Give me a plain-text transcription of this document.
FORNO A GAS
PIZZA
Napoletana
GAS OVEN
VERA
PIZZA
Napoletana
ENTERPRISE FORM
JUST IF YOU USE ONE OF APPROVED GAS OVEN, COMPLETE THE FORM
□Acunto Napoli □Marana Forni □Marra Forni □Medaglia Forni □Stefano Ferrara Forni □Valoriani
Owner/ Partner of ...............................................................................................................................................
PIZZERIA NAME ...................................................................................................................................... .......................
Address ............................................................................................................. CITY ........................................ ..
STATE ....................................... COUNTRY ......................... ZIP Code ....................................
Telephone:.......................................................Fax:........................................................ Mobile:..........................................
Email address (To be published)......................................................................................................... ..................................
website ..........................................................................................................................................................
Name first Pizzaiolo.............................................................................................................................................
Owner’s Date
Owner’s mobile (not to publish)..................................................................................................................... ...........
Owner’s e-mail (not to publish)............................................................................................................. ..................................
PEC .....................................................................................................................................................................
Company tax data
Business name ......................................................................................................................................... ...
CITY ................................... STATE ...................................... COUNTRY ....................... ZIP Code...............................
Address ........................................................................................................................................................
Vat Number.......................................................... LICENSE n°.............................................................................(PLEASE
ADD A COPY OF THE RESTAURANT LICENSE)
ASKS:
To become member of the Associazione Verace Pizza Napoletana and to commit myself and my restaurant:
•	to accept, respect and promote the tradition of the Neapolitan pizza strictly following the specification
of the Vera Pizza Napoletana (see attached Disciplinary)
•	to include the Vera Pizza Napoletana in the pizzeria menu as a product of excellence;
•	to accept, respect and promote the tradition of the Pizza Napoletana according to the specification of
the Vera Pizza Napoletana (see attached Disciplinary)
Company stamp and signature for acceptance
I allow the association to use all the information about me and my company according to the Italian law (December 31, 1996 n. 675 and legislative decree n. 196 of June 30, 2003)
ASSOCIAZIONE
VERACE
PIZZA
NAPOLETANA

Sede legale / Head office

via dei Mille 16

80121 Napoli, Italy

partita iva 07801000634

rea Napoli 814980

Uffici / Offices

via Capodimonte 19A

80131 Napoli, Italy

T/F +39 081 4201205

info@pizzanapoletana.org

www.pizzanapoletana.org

____

JOB: Reproduce the records above exactly as they appear.

IN RESPONSE:
Give me a plain-text transcription of this document.
FORNO A GAS
PIZZA
Napoletana
GAS OVEN
VERA
PIZZA
Napoletana
ENTERPRISE FORM
JUST IF YOU USE ONE OF APPROVED GAS OVEN, COMPLETE THE FORM
□Acunto Napoli □Marana Forni □Marra Forni □Medaglia Forni □Stefano Ferrara Forni □Valoriani
Owner/ Partner of ...............................................................................................................................................
PIZZERIA NAME ...................................................................................................................................... .......................
Address ............................................................................................................. CITY ........................................ ..
STATE ....................................... COUNTRY ......................... ZIP Code ....................................
Telephone:.......................................................Fax:........................................................ Mobile:..........................................
Email address (To be published)......................................................................................................... ..................................
website ..........................................................................................................................................................
Name first Pizzaiolo.............................................................................................................................................
Owner’s Date
Owner’s mobile (not to publish)..................................................................................................................... ...........
Owner’s e-mail (not to publish)............................................................................................................. ..................................
PEC .....................................................................................................................................................................
Company tax data
Business name ......................................................................................................................................... ...
CITY ................................... STATE ...................................... COUNTRY ....................... ZIP Code...............................
Address ........................................................................................................................................................
Vat Number.......................................................... LICENSE n°.............................................................................(PLEASE
ADD A COPY OF THE RESTAURANT LICENSE)
ASKS:
To become member of the Associazione Verace Pizza Napoletana and to commit myself and my restaurant:
•	to accept, respect and promote the tradition of the Neapolitan pizza strictly following the specification
of the Vera Pizza Napoletana (see attached Disciplinary)
•	to include the Vera Pizza Napoletana in the pizzeria menu as a product of excellence;
•	to accept, respect and promote the tradition of the Pizza Napoletana according to the specification of
the Vera Pizza Napoletana (see attached Disciplinary)
Company stamp and signature for acceptance
I allow the association to use all the information about me and my company according to the Italian law (December 31, 1996 n. 675 and legislative decree n. 196 of June 30, 2003)
ASSOCIAZIONE
VERACE
PIZZA
NAPOLETANA

Sede legale / Head office

via dei Mille 16

80121 Napoli, Italy

partita iva 07801000634

rea Napoli 814980

Uffici / Offices

via Capodimonte 19A

80131 Napoli, Italy

T/F +39 081 4201205

info@pizzanapoletana.org

www.pizzanapoletana.org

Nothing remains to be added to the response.